Records from a dataset |

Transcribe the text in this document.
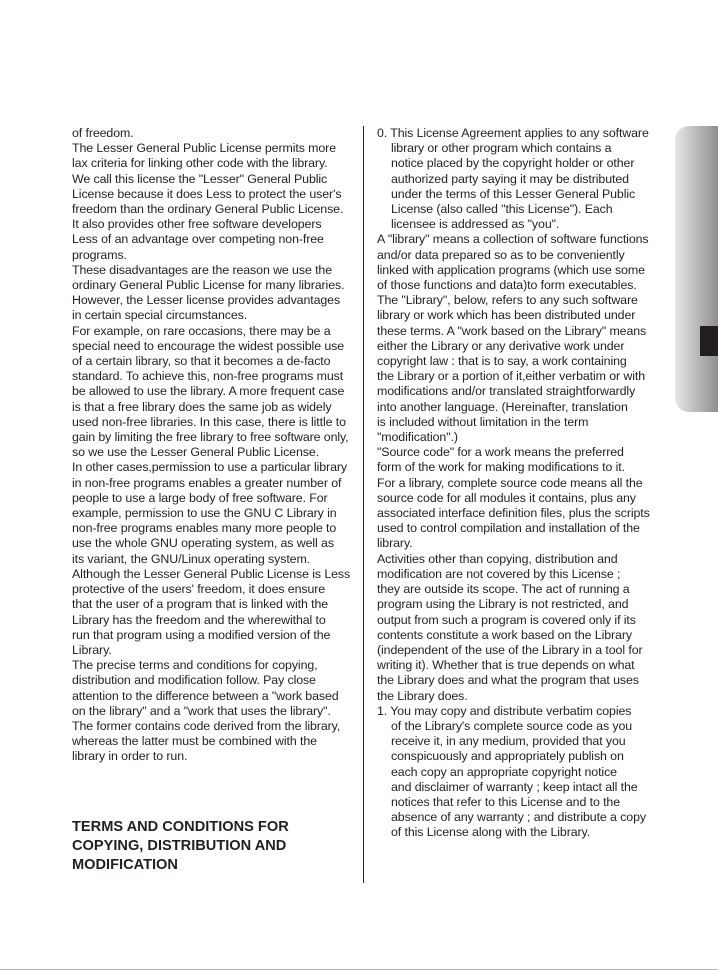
of freedom.

The Lesser General Public License permits more

lax criteria for linking other code with the library.

We call this license the "Lesser" General Public

License because it does Less to protect the user's

freedom than the ordinary General Public License.

It also provides other free software developers

Less of an advantage over competing non-free

programs.

These disadvantages are the reason we use the

ordinary General Public License for many libraries.

However, the Lesser license provides advantages

in certain special circumstances.

For example, on rare occasions, there may be a

special need to encourage the widest possible use

of a certain library, so that it becomes a de-facto

standard. To achieve this, non-free programs must

be allowed to use the library. A more frequent case

is that a free library does the same job as widely

used non-free libraries. In this case, there is little to

gain by limiting the free library to free software only,

so we use the Lesser General Public License.

In other cases,permission to use a particular library

in non-free programs enables a greater number of

people to use a large body of free software. For

example, permission to use the GNU C Library in

non-free programs enables many more people to

use the whole GNU operating system, as well as

its variant, the GNU/Linux operating system.

Although the Lesser General Public License is Less

protective of the users' freedom, it does ensure

that the user of a program that is linked with the

Library has the freedom and the wherewithal to

run that program using a modified version of the

Library.

The precise terms and conditions for copying,

distribution and modification follow. Pay close

attention to the difference between a "work based

on the library" and a "work that uses the library".

The former contains code derived from the library,

whereas the latter must be combined with the

library in order to run.

TERMS AND CONDITIONS FOR

COPYING, DISTRIBUTION AND

MODIFICATION

0. This License Agreement applies to any software

library or other program which contains a

notice placed by the copyright holder or other

authorized party saying it may be distributed

under the terms of this Lesser General Public

License (also called "this License"). Each

licensee is addressed as "you".

A "library" means a collection of software functions

and/or data prepared so as to be conveniently

linked with application programs (which use some

of those functions and data)to form executables.

The "Library", below, refers to any such software

library or work which has been distributed under

these terms. A "work based on the Library" means

either the Library or any derivative work under

copyright law : that is to say, a work containing

the Library or a portion of it,either verbatim or with

modifications and/or translated straightforwardly

into another language. (Hereinafter, translation

is included without limitation in the term

"modification".)

"Source code" for a work means the preferred

form of the work for making modifications to it.

For a library, complete source code means all the

source code for all modules it contains, plus any

associated interface definition files, plus the scripts

used to control compilation and installation of the

library.

Activities other than copying, distribution and

modification are not covered by this License ;

they are outside its scope. The act of running a

program using the Library is not restricted, and

output from such a program is covered only if its

contents constitute a work based on the Library

(independent of the use of the Library in a tool for

writing it). Whether that is true depends on what

the Library does and what the program that uses

the Library does.

1. You may copy and distribute verbatim copies

of the Library's complete source code as you

receive it, in any medium, provided that you

conspicuously and appropriately publish on

each copy an appropriate copyright notice

and disclaimer of warranty ; keep intact all the

notices that refer to this License and to the

absence of any warranty ; and distribute a copy

of this License along with the Library.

SHORT EXERCISE | Reproduce the full listing above verbatim, with no pictures included.

RESULT |
Transcribe the text in this document.
of freedom.

The Lesser General Public License permits more

lax criteria for linking other code with the library.

We call this license the "Lesser" General Public

License because it does Less to protect the user's

freedom than the ordinary General Public License.

It also provides other free software developers

Less of an advantage over competing non-free

programs.

These disadvantages are the reason we use the

ordinary General Public License for many libraries.

However, the Lesser license provides advantages

in certain special circumstances.

For example, on rare occasions, there may be a

special need to encourage the widest possible use

of a certain library, so that it becomes a de-facto

standard. To achieve this, non-free programs must

be allowed to use the library. A more frequent case

is that a free library does the same job as widely

used non-free libraries. In this case, there is little to

gain by limiting the free library to free software only,

so we use the Lesser General Public License.

In other cases,permission to use a particular library

in non-free programs enables a greater number of

people to use a large body of free software. For

example, permission to use the GNU C Library in

non-free programs enables many more people to

use the whole GNU operating system, as well as

its variant, the GNU/Linux operating system.

Although the Lesser General Public License is Less

protective of the users' freedom, it does ensure

that the user of a program that is linked with the

Library has the freedom and the wherewithal to

run that program using a modified version of the

Library.

The precise terms and conditions for copying,

distribution and modification follow. Pay close

attention to the difference between a "work based

on the library" and a "work that uses the library".

The former contains code derived from the library,

whereas the latter must be combined with the

library in order to run.

TERMS AND CONDITIONS FOR

COPYING, DISTRIBUTION AND

MODIFICATION

0. This License Agreement applies to any software

library or other program which contains a

notice placed by the copyright holder or other

authorized party saying it may be distributed

under the terms of this Lesser General Public

License (also called "this License"). Each

licensee is addressed as "you".

A "library" means a collection of software functions

and/or data prepared so as to be conveniently

linked with application programs (which use some

of those functions and data)to form executables.

The "Library", below, refers to any such software

library or work which has been distributed under

these terms. A "work based on the Library" means

either the Library or any derivative work under

copyright law : that is to say, a work containing

the Library or a portion of it,either verbatim or with

modifications and/or translated straightforwardly

into another language. (Hereinafter, translation

is included without limitation in the term

"modification".)

"Source code" for a work means the preferred

form of the work for making modifications to it.

For a library, complete source code means all the

source code for all modules it contains, plus any

associated interface definition files, plus the scripts

used to control compilation and installation of the

library.

Activities other than copying, distribution and

modification are not covered by this License ;

they are outside its scope. The act of running a

program using the Library is not restricted, and

output from such a program is covered only if its

contents constitute a work based on the Library

(independent of the use of the Library in a tool for

writing it). Whether that is true depends on what

the Library does and what the program that uses

the Library does.

1. You may copy and distribute verbatim copies

of the Library's complete source code as you

receive it, in any medium, provided that you

conspicuously and appropriately publish on

each copy an appropriate copyright notice

and disclaimer of warranty ; keep intact all the

notices that refer to this License and to the

absence of any warranty ; and distribute a copy

of this License along with the Library.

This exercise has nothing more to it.